WORK TO BE COMPLETED: Restate the data exactly as given and keep the pictures out.
══ SUPPLIED INFORMATION ══
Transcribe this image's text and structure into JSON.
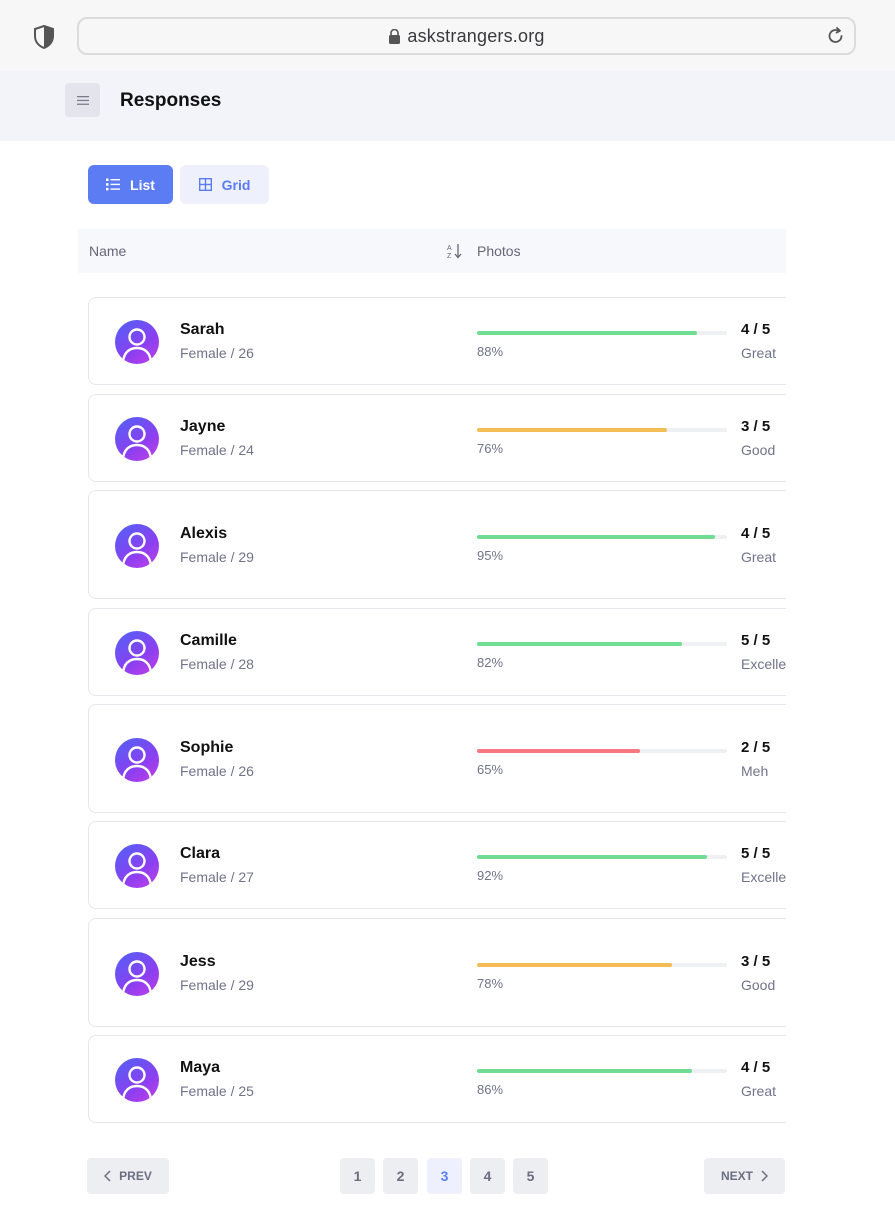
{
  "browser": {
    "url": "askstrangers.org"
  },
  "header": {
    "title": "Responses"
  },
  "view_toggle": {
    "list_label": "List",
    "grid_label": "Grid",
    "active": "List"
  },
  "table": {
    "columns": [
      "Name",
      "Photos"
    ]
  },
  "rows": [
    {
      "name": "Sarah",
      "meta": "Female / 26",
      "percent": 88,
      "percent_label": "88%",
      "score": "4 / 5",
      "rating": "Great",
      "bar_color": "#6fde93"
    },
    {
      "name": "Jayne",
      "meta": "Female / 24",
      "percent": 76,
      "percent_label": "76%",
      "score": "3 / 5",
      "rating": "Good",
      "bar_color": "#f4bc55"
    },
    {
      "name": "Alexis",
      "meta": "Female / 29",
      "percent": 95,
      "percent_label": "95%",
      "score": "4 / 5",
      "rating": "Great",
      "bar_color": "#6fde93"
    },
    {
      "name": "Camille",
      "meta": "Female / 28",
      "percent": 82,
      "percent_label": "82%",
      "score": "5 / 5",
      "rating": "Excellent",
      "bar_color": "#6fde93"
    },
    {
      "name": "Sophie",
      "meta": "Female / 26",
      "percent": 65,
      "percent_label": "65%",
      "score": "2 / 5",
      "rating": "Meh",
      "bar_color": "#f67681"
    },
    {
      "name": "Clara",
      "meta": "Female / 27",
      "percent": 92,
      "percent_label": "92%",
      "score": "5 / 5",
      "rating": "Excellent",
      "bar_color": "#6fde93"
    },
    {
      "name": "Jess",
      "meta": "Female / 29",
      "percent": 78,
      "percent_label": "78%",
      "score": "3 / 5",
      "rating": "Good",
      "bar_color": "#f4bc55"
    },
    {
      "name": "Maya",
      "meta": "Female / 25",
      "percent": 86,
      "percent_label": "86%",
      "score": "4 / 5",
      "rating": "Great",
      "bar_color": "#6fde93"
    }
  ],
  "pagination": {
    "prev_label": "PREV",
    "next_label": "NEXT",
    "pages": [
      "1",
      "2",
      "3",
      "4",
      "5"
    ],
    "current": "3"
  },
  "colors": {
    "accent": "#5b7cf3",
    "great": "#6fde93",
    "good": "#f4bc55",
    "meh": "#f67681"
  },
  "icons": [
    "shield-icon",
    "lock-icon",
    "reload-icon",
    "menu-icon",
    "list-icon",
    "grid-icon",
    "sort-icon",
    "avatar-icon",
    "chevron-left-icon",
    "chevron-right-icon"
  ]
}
═══
ANSWER TO THE PROBLEM:
Transcribe this image's text and structure into JSON.
{
  "browser": {
    "url": "askstrangers.org"
  },
  "header": {
    "title": "Responses"
  },
  "view_toggle": {
    "list_label": "List",
    "grid_label": "Grid",
    "active": "List"
  },
  "table": {
    "columns": [
      "Name",
      "Photos"
    ]
  },
  "rows": [
    {
      "name": "Sarah",
      "meta": "Female / 26",
      "percent": 88,
      "percent_label": "88%",
      "score": "4 / 5",
      "rating": "Great",
      "bar_color": "#6fde93"
    },
    {
      "name": "Jayne",
      "meta": "Female / 24",
      "percent": 76,
      "percent_label": "76%",
      "score": "3 / 5",
      "rating": "Good",
      "bar_color": "#f4bc55"
    },
    {
      "name": "Alexis",
      "meta": "Female / 29",
      "percent": 95,
      "percent_label": "95%",
      "score": "4 / 5",
      "rating": "Great",
      "bar_color": "#6fde93"
    },
    {
      "name": "Camille",
      "meta": "Female / 28",
      "percent": 82,
      "percent_label": "82%",
      "score": "5 / 5",
      "rating": "Excellent",
      "bar_color": "#6fde93"
    },
    {
      "name": "Sophie",
      "meta": "Female / 26",
      "percent": 65,
      "percent_label": "65%",
      "score": "2 / 5",
      "rating": "Meh",
      "bar_color": "#f67681"
    },
    {
      "name": "Clara",
      "meta": "Female / 27",
      "percent": 92,
      "percent_label": "92%",
      "score": "5 / 5",
      "rating": "Excellent",
      "bar_color": "#6fde93"
    },
    {
      "name": "Jess",
      "meta": "Female / 29",
      "percent": 78,
      "percent_label": "78%",
      "score": "3 / 5",
      "rating": "Good",
      "bar_color": "#f4bc55"
    },
    {
      "name": "Maya",
      "meta": "Female / 25",
      "percent": 86,
      "percent_label": "86%",
      "score": "4 / 5",
      "rating": "Great",
      "bar_color": "#6fde93"
    }
  ],
  "pagination": {
    "prev_label": "PREV",
    "next_label": "NEXT",
    "pages": [
      "1",
      "2",
      "3",
      "4",
      "5"
    ],
    "current": "3"
  },
  "colors": {
    "accent": "#5b7cf3",
    "great": "#6fde93",
    "good": "#f4bc55",
    "meh": "#f67681"
  },
  "icons": [
    "shield-icon",
    "lock-icon",
    "reload-icon",
    "menu-icon",
    "list-icon",
    "grid-icon",
    "sort-icon",
    "avatar-icon",
    "chevron-left-icon",
    "chevron-right-icon"
  ]
}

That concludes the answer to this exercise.